Figure collection entries:
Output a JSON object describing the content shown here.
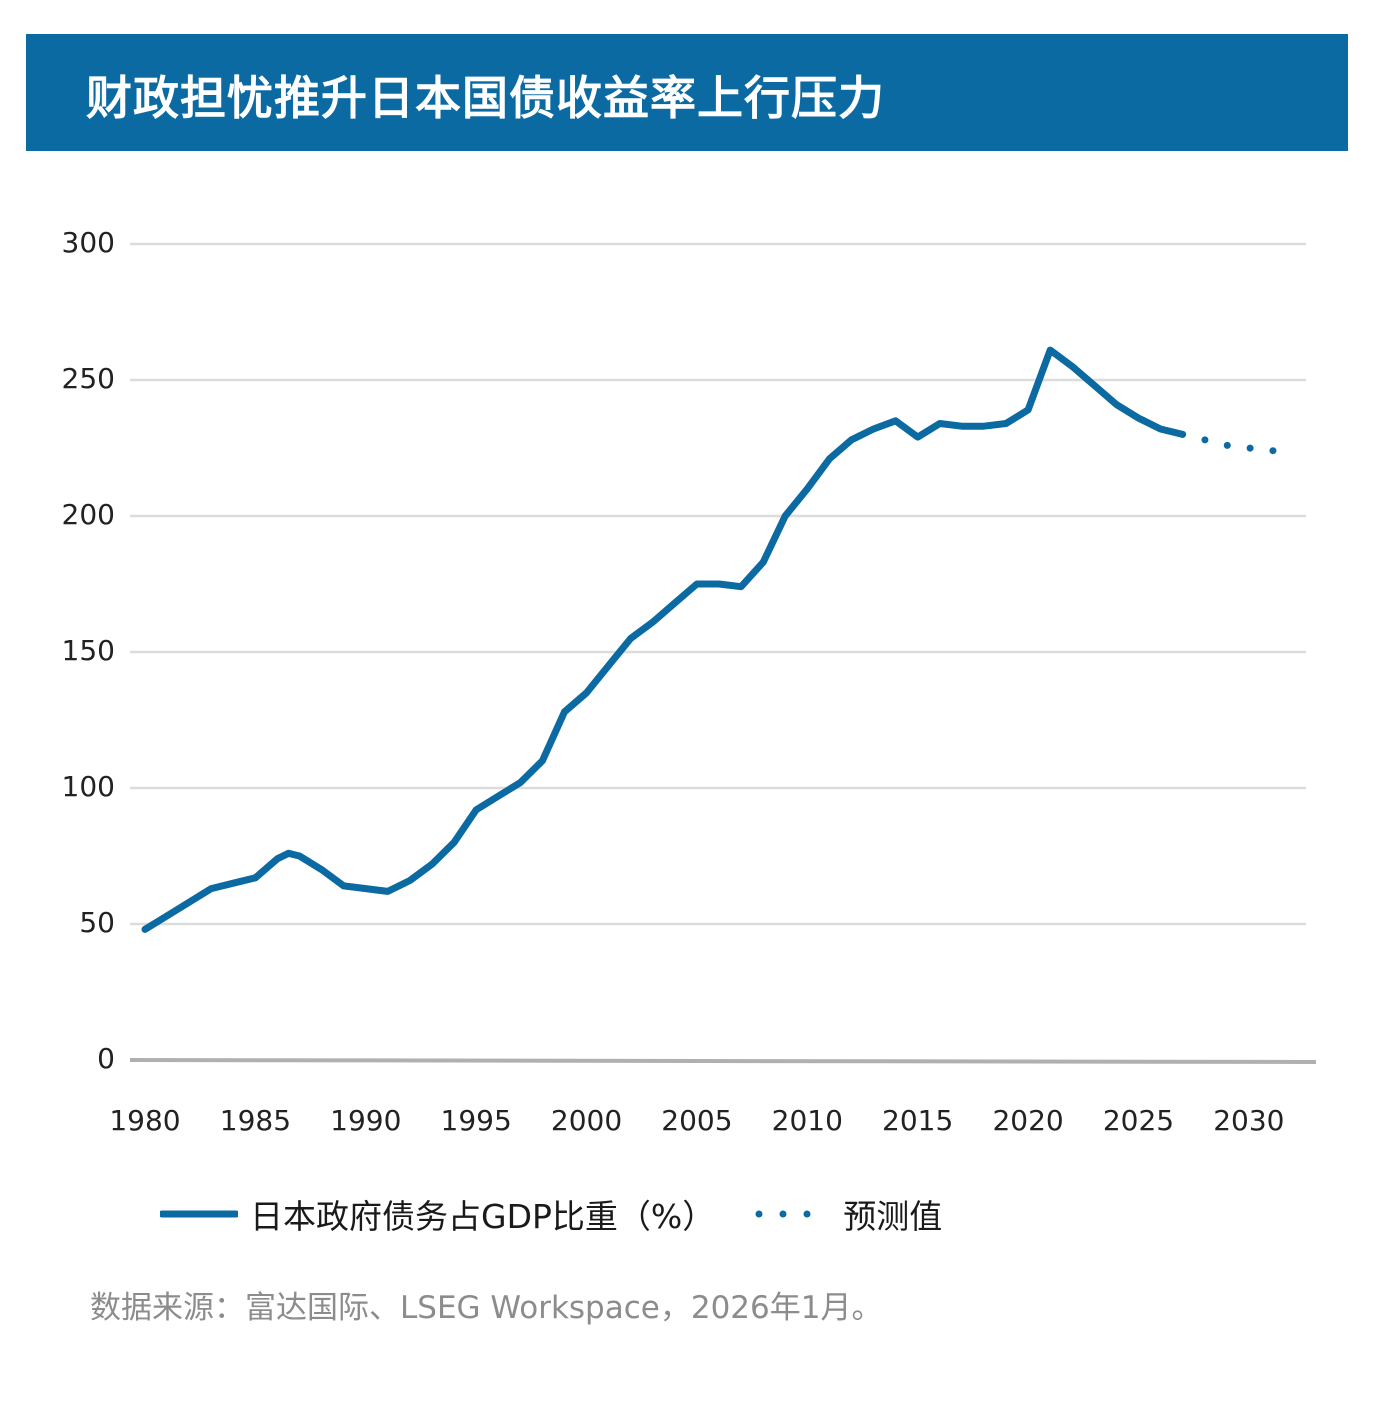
{
  "header": {
    "title": "财政担忧推升日本国债收益率上行压力"
  },
  "colors": {
    "accent": "#0a6aa1",
    "grid": "#dcdcdc",
    "axis": "#b0b0b0"
  },
  "chart_data": {
    "type": "line",
    "title": "财政担忧推升日本国债收益率上行压力",
    "xlabel": "",
    "ylabel": "",
    "xlim": [
      1980,
      2032
    ],
    "ylim": [
      0,
      300
    ],
    "x_ticks": [
      "1980",
      "1985",
      "1990",
      "1995",
      "2000",
      "2005",
      "2010",
      "2015",
      "2020",
      "2025",
      "2030"
    ],
    "y_ticks": [
      "0",
      "50",
      "100",
      "150",
      "200",
      "250",
      "300"
    ],
    "grid": true,
    "legend_position": "bottom",
    "series": [
      {
        "name": "日本政府债务占GDP比重（%）",
        "style": "solid",
        "x": [
          1980,
          1981,
          1982,
          1983,
          1984,
          1985,
          1986,
          1986.5,
          1987,
          1988,
          1989,
          1990,
          1991,
          1992,
          1993,
          1994,
          1995,
          1996,
          1997,
          1998,
          1999,
          2000,
          2001,
          2002,
          2003,
          2004,
          2005,
          2006,
          2007,
          2008,
          2009,
          2010,
          2011,
          2012,
          2013,
          2014,
          2015,
          2016,
          2017,
          2018,
          2019,
          2020,
          2021,
          2022,
          2023,
          2024,
          2025,
          2026,
          2027
        ],
        "values": [
          48,
          53,
          58,
          63,
          65,
          67,
          74,
          76,
          75,
          70,
          64,
          63,
          62,
          66,
          72,
          80,
          92,
          97,
          102,
          110,
          128,
          135,
          145,
          155,
          161,
          168,
          175,
          175,
          174,
          183,
          200,
          210,
          221,
          228,
          232,
          235,
          229,
          234,
          233,
          233,
          234,
          239,
          261,
          255,
          248,
          241,
          236,
          232,
          230
        ]
      },
      {
        "name": "预测值",
        "style": "dotted",
        "x": [
          2027,
          2028,
          2029,
          2030,
          2031,
          2032
        ],
        "values": [
          230,
          228,
          226,
          225,
          224,
          224
        ]
      }
    ]
  },
  "legend": {
    "items": [
      {
        "label": "日本政府债务占GDP比重（%）"
      },
      {
        "label": "预测值"
      }
    ]
  },
  "footer": {
    "source": "数据来源：富达国际、LSEG Workspace，2026年1月。"
  }
}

| Exercise |
Pull every line containing the word "日本政府债务占GDP比重" out of the material and copy it.

| Reply to the task |
        "name": "日本政府债务占GDP比重（%）",
        "label": "日本政府债务占GDP比重（%）"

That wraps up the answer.